SUPPLIED MATERIAL ->
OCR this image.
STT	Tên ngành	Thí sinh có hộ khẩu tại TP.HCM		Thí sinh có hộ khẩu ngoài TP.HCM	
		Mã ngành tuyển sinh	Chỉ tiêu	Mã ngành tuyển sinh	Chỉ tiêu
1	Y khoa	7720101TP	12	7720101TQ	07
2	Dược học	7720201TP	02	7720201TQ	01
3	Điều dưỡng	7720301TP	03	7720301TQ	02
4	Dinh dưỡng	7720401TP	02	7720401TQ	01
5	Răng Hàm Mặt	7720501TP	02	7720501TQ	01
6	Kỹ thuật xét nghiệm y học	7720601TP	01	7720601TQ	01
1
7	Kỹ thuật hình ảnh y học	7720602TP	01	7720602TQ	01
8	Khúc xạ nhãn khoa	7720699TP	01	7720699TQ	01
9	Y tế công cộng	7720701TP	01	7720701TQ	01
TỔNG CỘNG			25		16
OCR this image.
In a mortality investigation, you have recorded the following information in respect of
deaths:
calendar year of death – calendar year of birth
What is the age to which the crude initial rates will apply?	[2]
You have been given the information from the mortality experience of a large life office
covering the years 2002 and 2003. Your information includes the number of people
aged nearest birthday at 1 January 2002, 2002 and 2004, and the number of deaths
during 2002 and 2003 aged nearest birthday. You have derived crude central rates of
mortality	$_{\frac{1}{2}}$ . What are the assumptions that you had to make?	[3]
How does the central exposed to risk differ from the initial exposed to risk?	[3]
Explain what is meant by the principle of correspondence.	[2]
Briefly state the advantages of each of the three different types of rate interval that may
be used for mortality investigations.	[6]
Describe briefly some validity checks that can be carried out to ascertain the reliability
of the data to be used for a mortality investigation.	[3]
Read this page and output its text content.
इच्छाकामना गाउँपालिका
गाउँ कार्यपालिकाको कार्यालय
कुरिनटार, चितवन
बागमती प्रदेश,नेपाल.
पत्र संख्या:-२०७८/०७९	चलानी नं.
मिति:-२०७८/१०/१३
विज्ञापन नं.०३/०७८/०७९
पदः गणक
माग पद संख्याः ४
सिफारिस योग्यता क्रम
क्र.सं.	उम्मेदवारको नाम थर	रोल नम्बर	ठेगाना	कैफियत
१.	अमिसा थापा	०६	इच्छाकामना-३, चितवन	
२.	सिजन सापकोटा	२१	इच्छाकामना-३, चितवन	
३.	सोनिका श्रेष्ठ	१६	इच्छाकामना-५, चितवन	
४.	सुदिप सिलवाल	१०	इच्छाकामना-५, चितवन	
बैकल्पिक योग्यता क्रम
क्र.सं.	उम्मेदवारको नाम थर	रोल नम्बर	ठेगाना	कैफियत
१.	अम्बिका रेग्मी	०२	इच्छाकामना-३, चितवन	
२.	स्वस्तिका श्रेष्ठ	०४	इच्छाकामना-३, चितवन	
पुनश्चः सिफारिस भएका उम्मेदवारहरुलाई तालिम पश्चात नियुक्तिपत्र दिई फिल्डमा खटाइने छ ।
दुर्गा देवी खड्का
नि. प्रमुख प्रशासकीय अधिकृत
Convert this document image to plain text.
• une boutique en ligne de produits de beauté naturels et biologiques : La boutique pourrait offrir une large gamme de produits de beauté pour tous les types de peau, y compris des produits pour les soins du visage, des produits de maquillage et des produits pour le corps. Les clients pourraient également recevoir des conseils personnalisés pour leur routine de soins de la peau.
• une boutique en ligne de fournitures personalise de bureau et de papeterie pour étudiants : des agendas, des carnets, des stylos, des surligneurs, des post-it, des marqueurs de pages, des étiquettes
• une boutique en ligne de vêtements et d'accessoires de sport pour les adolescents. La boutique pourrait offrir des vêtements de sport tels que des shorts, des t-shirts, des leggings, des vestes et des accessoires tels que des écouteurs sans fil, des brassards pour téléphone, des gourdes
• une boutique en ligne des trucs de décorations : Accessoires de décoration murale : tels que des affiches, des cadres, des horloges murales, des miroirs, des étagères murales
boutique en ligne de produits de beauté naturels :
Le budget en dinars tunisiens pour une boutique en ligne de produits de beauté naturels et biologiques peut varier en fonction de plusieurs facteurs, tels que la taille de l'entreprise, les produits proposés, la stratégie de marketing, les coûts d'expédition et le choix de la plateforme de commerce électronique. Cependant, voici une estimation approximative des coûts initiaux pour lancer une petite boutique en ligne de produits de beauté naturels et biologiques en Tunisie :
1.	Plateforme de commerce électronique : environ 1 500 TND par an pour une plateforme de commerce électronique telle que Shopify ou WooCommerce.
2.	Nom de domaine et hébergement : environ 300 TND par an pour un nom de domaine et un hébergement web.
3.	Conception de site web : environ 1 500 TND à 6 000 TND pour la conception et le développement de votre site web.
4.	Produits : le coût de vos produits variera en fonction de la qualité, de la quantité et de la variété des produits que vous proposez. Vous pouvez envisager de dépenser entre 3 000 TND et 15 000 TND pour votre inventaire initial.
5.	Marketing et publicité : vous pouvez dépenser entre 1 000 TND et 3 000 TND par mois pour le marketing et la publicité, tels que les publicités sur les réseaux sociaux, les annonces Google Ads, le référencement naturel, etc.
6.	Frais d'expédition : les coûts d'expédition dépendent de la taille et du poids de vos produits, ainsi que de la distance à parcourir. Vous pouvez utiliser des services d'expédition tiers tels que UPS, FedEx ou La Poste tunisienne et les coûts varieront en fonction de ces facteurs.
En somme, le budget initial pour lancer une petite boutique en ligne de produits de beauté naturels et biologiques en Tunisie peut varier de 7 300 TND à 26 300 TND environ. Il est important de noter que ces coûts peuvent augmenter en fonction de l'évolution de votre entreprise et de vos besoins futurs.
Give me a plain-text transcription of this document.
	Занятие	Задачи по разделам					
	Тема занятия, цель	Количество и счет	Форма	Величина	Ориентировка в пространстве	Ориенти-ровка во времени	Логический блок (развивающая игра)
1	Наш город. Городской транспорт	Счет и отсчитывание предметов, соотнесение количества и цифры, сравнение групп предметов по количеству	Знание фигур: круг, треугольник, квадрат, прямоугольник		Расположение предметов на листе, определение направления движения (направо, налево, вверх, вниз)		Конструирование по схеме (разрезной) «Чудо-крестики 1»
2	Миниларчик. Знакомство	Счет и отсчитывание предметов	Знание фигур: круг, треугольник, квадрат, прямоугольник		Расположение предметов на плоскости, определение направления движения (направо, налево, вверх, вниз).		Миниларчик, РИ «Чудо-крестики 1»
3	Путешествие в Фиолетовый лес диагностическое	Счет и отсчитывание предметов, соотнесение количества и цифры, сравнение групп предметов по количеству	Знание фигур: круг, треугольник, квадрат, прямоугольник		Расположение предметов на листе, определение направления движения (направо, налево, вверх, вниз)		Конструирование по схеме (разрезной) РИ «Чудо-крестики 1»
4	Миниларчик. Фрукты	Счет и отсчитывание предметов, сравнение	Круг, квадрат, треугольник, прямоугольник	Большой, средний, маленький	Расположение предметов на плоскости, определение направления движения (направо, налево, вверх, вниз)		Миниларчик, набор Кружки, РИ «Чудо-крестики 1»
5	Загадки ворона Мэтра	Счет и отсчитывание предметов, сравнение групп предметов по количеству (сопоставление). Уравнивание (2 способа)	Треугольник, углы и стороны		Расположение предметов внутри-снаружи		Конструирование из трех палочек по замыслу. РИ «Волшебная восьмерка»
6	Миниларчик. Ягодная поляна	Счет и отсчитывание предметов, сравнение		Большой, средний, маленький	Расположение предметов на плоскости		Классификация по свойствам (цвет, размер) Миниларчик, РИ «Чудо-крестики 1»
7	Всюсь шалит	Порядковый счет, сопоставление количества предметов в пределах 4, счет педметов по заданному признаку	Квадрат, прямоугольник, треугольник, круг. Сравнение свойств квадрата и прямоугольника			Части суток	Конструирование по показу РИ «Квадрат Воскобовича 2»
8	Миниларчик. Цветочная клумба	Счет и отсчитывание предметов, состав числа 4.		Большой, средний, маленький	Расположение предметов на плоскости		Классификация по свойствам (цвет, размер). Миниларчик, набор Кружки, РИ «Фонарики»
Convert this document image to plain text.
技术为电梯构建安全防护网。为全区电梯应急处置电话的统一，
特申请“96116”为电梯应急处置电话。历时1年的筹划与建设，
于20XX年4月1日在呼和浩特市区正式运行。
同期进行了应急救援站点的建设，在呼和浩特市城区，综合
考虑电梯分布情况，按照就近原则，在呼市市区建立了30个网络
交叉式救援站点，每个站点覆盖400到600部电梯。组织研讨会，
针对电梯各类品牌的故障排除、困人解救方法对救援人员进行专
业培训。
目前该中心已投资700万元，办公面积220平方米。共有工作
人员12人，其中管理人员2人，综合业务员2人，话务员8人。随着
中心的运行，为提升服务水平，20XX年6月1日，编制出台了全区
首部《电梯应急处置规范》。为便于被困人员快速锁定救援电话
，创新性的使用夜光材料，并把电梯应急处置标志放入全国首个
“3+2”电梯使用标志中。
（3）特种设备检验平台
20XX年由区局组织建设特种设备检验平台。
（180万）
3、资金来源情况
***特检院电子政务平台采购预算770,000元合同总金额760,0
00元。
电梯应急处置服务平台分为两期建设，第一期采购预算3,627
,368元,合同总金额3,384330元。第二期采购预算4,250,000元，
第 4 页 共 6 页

PROMPT -> Copy out every line of the listing that includes the string "central".

ANSWER TO THIS TASK ->
during 2002 and 2003 aged nearest birthday. You have derived crude central rates of
How does the central exposed to risk differ from the initial exposed to risk?	[3]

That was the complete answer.